What needs to be done:
Go to the line that contains "Extract all readable text from this page." and extract it along with every line after it, exactly, through the end of the data below.

Listing:
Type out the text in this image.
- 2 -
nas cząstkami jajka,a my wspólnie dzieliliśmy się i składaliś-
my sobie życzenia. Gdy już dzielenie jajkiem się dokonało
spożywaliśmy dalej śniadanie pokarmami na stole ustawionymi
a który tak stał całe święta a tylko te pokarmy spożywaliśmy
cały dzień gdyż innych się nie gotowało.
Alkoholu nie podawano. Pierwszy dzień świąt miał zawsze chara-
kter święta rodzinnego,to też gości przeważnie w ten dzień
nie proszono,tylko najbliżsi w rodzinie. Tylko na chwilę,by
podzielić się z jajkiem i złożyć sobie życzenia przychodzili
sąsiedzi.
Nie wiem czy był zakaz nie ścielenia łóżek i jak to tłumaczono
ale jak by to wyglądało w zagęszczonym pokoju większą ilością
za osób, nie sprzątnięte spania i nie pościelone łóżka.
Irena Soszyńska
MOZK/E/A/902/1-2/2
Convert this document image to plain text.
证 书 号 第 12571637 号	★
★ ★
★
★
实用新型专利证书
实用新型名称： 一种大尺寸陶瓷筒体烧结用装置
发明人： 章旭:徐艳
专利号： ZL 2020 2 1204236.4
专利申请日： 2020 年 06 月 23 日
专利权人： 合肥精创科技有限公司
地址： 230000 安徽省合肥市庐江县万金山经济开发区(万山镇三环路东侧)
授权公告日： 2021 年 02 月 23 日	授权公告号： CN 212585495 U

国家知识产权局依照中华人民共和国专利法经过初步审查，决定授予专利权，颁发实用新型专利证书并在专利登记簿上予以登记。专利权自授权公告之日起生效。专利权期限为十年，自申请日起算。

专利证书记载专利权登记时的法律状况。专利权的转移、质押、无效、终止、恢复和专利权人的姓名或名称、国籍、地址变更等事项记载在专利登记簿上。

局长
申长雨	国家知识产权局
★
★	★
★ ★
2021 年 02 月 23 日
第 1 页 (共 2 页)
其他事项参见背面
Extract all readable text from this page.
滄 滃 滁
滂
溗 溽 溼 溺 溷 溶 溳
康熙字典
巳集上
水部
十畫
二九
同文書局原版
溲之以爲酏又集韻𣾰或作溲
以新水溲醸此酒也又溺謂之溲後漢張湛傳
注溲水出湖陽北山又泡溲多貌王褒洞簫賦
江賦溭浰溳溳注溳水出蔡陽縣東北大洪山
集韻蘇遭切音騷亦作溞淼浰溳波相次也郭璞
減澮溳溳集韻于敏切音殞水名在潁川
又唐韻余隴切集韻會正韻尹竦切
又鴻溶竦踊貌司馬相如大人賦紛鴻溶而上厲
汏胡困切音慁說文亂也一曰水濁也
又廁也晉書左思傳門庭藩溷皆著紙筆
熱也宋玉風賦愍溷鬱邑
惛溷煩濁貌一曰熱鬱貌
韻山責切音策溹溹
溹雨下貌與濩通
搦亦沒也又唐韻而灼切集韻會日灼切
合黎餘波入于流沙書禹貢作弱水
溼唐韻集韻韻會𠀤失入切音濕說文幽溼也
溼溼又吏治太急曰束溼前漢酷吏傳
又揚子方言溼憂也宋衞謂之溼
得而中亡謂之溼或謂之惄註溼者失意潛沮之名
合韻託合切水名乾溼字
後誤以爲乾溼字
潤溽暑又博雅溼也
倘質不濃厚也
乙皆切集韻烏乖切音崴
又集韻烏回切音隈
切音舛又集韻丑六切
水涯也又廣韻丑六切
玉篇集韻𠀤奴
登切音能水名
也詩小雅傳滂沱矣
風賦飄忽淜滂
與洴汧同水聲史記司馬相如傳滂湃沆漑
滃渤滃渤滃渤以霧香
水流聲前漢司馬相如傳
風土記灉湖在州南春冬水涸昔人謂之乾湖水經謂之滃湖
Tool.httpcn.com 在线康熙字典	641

Reply to the task:
Extract all readable text from this page.
滄 滃 滁
滂
溗 溽 溼 溺 溷 溶 溳
康熙字典
巳集上
水部
十畫
二九
同文書局原版
溲之以爲酏又集韻𣾰或作溲
以新水溲醸此酒也又溺謂之溲後漢張湛傳
注溲水出湖陽北山又泡溲多貌王褒洞簫賦
江賦溭浰溳溳注溳水出蔡陽縣東北大洪山
集韻蘇遭切音騷亦作溞淼浰溳波相次也郭璞
減澮溳溳集韻于敏切音殞水名在潁川
又唐韻余隴切集韻會正韻尹竦切
又鴻溶竦踊貌司馬相如大人賦紛鴻溶而上厲
汏胡困切音慁說文亂也一曰水濁也
又廁也晉書左思傳門庭藩溷皆著紙筆
熱也宋玉風賦愍溷鬱邑
惛溷煩濁貌一曰熱鬱貌
韻山責切音策溹溹
溹雨下貌與濩通
搦亦沒也又唐韻而灼切集韻會日灼切
合黎餘波入于流沙書禹貢作弱水
溼唐韻集韻韻會𠀤失入切音濕說文幽溼也
溼溼又吏治太急曰束溼前漢酷吏傳
又揚子方言溼憂也宋衞謂之溼
得而中亡謂之溼或謂之惄註溼者失意潛沮之名
合韻託合切水名乾溼字
後誤以爲乾溼字
潤溽暑又博雅溼也
倘質不濃厚也
乙皆切集韻烏乖切音崴
又集韻烏回切音隈
切音舛又集韻丑六切
水涯也又廣韻丑六切
玉篇集韻𠀤奴
登切音能水名
也詩小雅傳滂沱矣
風賦飄忽淜滂
與洴汧同水聲史記司馬相如傳滂湃沆漑
滃渤滃渤滃渤以霧香
水流聲前漢司馬相如傳
風土記灉湖在州南春冬水涸昔人謂之乾湖水經謂之滃湖
Tool.httpcn.com 在线康熙字典	641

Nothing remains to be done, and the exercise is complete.